#### DOCUMENT TEXT:
┌──

The rationale behind this blog was to have a space to air my thoughts, which had taken on a darkness as I progressed through a dark night of the soul. In favor of keeping a facade I neglected posting some of the darker inspirations, which I suppose defeated the purpose. Shojai presented wonderful information on using traditional Taoist techniques in modernity to live a balanced lifestyle. One of the elements that I needed the most work on was this blog, and what I was using it for, other than forum for my reading lists.
He presents Art of Stopping Time as a Gong, or a practice to be continued on. It’s 100 individual activities to be done, one day at a time, in an effort to becoming more inhabited in your body and in your environment, and if you don’t like it, give you the impetus to change it. Much of my personal development has also been focused on this.
Book purchases started being rather light. I’ve known for some time that I needed to focus on paying down debt, and I’ll further discuss that in later posts. This month I picked up Urban Monk after hearing Shojai’s interview on Bulletproof Radio. Also I was somehow led to the essays of Sontag, and I decided to give it a whirl. This is the Library of America publication, and I have a few of these for other authors as well (Kerouac’s poems, Lincoln’s speeches, etc.).
The unfinished books of the month will likely carry over to next month, or at least I’ll think about reopening them. I hadn’t gotten very far into any of those.

└──

#### PARTS OF THE EXERCISE:
1. For each statement, say yes or no depending on whether it agrees with the blog post, and quote the words that decide it: (a) Art of Stopping Time is made up of 100 activities done one day at a time. (b) The writer picked up Urban Monk after hearing Shojai on Bulletproof Radio. (c) The writer got well into the unfinished books of the month.
2. Output everything in the blog post from "The rationale behind" down to "my reading lists.".
3. In the blog post, which publication of Sontag's essays did the writer get?
The records that come next have nothing to do with the blog post.

#### INFORMATION PROVIDED:

┌──

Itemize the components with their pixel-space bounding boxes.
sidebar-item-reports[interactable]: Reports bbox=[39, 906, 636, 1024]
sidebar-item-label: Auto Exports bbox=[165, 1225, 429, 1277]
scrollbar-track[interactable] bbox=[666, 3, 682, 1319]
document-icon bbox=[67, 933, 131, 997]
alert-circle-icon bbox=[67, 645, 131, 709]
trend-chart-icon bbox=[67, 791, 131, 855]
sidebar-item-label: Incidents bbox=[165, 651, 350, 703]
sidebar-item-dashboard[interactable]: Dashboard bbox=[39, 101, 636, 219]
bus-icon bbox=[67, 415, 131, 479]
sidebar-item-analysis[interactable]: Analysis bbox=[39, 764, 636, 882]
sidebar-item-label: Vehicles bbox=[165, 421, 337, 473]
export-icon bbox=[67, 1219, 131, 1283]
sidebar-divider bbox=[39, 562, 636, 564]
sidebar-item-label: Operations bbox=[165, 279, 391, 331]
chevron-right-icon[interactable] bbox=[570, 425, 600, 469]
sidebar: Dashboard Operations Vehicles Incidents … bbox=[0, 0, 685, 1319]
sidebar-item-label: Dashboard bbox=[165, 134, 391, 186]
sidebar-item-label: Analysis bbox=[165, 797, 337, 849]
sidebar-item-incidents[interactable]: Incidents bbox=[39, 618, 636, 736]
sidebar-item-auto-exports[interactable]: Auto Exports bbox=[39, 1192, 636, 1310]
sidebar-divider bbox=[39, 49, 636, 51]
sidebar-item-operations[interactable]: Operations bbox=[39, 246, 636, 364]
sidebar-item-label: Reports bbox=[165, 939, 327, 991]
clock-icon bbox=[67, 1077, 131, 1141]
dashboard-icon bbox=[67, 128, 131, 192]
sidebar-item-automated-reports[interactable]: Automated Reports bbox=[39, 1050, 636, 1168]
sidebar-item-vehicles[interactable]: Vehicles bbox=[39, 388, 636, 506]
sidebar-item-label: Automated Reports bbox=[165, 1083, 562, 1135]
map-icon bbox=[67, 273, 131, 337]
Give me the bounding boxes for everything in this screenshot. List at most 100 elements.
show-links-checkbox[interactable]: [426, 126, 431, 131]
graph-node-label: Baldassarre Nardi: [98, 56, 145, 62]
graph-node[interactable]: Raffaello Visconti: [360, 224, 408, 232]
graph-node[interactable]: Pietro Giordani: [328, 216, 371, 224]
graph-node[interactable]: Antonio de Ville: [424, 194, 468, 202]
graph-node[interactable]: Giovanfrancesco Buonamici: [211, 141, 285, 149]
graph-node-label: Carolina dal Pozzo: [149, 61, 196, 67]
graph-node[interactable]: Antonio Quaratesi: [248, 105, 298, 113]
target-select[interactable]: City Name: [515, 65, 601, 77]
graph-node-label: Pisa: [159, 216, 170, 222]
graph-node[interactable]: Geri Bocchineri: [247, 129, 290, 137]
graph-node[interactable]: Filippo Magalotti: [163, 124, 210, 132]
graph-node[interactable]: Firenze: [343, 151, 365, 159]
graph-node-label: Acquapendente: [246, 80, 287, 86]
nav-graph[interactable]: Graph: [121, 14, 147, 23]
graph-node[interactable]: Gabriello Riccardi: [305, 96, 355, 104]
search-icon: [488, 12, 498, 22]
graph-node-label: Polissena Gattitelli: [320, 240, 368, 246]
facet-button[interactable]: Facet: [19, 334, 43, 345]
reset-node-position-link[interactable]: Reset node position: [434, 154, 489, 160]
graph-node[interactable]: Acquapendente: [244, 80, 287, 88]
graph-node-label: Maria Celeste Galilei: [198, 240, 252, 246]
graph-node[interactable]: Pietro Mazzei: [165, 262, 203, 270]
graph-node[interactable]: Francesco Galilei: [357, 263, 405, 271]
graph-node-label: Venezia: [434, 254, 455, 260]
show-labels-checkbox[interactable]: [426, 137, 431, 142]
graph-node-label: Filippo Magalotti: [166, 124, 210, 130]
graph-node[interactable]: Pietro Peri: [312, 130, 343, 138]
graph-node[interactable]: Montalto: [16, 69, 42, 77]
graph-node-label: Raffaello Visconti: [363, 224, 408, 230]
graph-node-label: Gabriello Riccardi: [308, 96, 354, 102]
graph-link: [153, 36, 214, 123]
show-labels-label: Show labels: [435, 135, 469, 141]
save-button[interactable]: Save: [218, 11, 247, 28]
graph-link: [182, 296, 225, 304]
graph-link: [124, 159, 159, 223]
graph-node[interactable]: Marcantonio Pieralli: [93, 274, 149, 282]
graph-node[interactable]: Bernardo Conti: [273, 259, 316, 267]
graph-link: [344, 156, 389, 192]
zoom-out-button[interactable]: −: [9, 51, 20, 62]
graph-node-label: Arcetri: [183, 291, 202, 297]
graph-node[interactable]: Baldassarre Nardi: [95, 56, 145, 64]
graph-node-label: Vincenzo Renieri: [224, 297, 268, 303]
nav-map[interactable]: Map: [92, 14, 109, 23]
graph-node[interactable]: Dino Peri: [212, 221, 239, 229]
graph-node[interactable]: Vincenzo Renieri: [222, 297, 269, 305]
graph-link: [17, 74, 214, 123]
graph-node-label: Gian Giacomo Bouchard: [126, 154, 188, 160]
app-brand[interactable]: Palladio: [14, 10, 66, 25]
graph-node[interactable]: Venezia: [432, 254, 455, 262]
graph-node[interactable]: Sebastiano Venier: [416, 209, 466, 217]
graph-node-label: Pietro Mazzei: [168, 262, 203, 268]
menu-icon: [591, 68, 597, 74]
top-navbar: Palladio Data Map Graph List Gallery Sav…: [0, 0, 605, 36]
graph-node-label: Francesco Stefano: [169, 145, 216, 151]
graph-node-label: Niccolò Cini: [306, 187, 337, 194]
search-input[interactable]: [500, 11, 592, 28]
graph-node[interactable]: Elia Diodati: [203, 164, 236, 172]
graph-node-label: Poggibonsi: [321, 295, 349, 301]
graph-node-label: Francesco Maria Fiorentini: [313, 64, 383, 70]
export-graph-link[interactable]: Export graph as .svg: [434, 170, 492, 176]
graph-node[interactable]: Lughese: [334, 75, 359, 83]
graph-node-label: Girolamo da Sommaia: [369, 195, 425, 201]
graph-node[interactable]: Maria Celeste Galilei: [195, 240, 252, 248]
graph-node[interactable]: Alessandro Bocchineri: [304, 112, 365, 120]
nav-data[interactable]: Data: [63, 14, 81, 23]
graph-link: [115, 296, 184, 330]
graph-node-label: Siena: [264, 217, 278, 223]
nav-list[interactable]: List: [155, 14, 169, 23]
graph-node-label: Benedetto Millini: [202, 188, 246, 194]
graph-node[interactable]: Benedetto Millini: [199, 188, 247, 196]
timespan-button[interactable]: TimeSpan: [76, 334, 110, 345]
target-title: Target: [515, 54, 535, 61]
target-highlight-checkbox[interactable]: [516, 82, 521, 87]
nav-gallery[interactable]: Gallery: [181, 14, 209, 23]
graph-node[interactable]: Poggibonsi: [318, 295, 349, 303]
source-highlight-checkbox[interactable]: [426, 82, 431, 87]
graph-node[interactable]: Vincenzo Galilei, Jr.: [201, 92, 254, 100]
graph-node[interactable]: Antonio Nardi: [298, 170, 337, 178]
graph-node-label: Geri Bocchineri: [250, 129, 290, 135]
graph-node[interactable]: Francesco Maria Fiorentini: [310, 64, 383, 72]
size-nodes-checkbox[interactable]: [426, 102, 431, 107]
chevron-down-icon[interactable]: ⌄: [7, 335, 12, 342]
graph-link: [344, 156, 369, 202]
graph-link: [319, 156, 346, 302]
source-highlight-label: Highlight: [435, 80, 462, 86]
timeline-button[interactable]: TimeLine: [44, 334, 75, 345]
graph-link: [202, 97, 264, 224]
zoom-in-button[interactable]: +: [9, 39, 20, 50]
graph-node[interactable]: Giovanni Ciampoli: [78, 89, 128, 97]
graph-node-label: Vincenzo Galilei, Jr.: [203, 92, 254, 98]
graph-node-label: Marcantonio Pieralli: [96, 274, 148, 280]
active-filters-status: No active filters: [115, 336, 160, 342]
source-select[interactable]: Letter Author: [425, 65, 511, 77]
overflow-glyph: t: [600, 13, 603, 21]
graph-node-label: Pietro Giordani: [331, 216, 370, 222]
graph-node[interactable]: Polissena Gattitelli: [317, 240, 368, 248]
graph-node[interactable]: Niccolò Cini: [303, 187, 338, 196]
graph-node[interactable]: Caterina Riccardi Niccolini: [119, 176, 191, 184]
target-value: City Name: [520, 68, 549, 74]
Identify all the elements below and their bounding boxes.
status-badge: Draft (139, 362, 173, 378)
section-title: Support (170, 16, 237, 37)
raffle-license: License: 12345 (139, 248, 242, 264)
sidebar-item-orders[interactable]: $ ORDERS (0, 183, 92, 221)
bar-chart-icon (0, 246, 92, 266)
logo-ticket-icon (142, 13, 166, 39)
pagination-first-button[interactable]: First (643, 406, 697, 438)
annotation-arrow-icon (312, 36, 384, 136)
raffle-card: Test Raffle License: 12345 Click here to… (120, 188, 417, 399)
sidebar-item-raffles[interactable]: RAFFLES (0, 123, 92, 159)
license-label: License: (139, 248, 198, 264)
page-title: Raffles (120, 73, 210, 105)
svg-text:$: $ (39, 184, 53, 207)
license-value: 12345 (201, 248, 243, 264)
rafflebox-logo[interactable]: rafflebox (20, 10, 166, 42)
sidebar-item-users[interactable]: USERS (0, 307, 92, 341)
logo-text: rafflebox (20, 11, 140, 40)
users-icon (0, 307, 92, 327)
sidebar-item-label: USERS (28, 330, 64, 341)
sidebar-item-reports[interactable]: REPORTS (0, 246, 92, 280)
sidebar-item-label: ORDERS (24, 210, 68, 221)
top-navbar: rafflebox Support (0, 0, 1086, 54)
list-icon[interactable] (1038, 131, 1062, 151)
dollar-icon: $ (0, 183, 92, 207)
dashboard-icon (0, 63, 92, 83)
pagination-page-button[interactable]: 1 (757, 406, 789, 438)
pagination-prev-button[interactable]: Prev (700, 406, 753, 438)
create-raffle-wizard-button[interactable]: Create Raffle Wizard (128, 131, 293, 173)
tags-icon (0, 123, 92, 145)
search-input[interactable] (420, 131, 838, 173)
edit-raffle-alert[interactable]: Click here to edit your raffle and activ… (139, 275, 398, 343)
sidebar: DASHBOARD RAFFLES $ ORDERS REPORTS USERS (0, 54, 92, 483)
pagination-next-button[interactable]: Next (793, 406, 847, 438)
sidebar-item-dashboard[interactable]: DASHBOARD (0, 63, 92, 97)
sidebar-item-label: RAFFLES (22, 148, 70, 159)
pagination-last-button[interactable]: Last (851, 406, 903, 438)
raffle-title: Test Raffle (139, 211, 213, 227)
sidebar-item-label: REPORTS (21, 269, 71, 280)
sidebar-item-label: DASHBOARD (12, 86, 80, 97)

└──

#### ANSWER LIST:
1.
(a) Yes: "It’s 100 individual activities to be done, one day at a time"
(b) Yes: "This month I picked up Urban Monk after hearing Shojai’s interview on Bulletproof Radio."
(c) No: "I hadn’t gotten very far into any of those."

2.
The rationale behind this blog was to have a space to air my thoughts, which had taken on a darkness as I progressed through a dark night of the soul. In favor of keeping a facade I neglected posting some of the darker inspirations, which I suppose defeated the purpose. Shojai presented wonderful information on using traditional Taoist techniques in modernity to live a balanced lifestyle. One of the elements that I needed the most work on was this blog, and what I was using it for, other than forum for my reading lists.

3. The Library of America publication.